Written request: Return only the number of lines in the entries below that hold the word "levels".

─── Given data ───

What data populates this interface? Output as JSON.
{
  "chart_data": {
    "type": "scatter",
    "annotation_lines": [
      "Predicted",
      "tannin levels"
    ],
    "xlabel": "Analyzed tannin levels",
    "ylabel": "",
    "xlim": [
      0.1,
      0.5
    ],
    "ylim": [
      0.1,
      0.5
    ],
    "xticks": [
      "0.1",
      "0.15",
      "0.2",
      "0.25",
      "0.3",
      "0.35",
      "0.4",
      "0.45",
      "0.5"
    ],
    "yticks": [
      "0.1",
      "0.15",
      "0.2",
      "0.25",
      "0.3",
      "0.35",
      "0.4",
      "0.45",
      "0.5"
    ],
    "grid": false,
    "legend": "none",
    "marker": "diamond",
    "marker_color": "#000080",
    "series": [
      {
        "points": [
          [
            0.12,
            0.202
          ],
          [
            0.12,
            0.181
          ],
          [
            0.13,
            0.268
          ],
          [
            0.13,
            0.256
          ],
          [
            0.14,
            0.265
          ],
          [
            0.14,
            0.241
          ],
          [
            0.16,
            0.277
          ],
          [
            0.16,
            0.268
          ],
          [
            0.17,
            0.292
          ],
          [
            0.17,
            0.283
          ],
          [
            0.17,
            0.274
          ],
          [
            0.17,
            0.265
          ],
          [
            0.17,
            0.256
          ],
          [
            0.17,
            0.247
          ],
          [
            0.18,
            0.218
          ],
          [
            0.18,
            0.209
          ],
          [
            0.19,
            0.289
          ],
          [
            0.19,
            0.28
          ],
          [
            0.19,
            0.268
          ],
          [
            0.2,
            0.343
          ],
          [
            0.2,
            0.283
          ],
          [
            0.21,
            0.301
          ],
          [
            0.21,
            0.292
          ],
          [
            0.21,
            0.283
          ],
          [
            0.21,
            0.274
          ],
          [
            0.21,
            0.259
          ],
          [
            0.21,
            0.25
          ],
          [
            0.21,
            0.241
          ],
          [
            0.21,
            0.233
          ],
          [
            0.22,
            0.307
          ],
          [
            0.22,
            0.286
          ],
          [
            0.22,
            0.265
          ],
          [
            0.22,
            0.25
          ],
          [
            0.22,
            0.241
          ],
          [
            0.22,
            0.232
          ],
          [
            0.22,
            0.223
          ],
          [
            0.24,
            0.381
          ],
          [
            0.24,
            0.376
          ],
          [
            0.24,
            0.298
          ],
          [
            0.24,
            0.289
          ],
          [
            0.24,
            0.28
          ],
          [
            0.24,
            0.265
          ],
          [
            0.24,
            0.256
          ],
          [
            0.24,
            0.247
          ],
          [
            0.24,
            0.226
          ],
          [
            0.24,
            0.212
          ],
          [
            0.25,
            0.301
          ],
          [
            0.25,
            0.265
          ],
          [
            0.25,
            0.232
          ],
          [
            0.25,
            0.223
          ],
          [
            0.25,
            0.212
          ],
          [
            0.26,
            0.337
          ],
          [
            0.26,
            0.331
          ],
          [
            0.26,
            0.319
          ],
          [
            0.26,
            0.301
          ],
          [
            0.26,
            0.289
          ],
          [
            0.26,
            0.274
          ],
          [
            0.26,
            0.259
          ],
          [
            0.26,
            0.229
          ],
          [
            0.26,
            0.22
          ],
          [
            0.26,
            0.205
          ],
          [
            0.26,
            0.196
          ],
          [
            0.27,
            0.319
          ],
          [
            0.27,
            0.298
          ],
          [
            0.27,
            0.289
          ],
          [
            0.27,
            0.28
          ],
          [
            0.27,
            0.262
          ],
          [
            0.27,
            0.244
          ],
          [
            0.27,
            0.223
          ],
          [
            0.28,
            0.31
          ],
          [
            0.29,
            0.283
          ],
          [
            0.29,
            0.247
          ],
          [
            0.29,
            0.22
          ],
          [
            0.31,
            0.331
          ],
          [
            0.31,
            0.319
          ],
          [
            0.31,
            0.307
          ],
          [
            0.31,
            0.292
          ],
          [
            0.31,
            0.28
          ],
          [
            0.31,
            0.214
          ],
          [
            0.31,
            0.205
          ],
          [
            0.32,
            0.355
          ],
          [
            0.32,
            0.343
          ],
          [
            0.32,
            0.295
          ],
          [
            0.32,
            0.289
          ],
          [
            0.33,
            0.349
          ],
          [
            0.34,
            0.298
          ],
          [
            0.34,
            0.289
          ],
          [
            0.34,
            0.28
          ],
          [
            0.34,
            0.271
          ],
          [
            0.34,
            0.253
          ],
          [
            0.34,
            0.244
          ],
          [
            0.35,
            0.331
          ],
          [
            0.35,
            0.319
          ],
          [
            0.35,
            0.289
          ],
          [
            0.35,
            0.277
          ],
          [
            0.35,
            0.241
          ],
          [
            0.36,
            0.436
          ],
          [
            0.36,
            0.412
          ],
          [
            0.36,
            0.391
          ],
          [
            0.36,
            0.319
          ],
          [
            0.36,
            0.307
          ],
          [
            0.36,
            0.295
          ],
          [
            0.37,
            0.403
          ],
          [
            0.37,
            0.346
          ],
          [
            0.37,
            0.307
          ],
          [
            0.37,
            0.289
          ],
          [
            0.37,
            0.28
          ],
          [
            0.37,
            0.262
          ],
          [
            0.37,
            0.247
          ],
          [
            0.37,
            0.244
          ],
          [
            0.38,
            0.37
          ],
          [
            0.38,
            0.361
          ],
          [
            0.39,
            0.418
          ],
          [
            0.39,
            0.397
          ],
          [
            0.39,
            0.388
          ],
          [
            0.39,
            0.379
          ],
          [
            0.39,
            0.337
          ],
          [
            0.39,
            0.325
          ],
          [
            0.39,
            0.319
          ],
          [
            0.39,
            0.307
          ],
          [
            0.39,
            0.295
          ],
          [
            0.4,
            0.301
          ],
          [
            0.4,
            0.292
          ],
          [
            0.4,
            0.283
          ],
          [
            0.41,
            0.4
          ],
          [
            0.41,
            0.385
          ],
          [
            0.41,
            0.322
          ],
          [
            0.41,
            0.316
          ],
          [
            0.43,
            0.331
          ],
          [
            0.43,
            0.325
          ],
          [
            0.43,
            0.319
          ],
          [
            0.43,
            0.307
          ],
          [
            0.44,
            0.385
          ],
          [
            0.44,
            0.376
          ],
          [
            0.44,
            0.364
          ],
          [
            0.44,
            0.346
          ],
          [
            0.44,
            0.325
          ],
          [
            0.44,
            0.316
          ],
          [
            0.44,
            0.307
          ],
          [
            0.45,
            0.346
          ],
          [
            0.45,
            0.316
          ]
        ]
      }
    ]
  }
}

───

The result: 2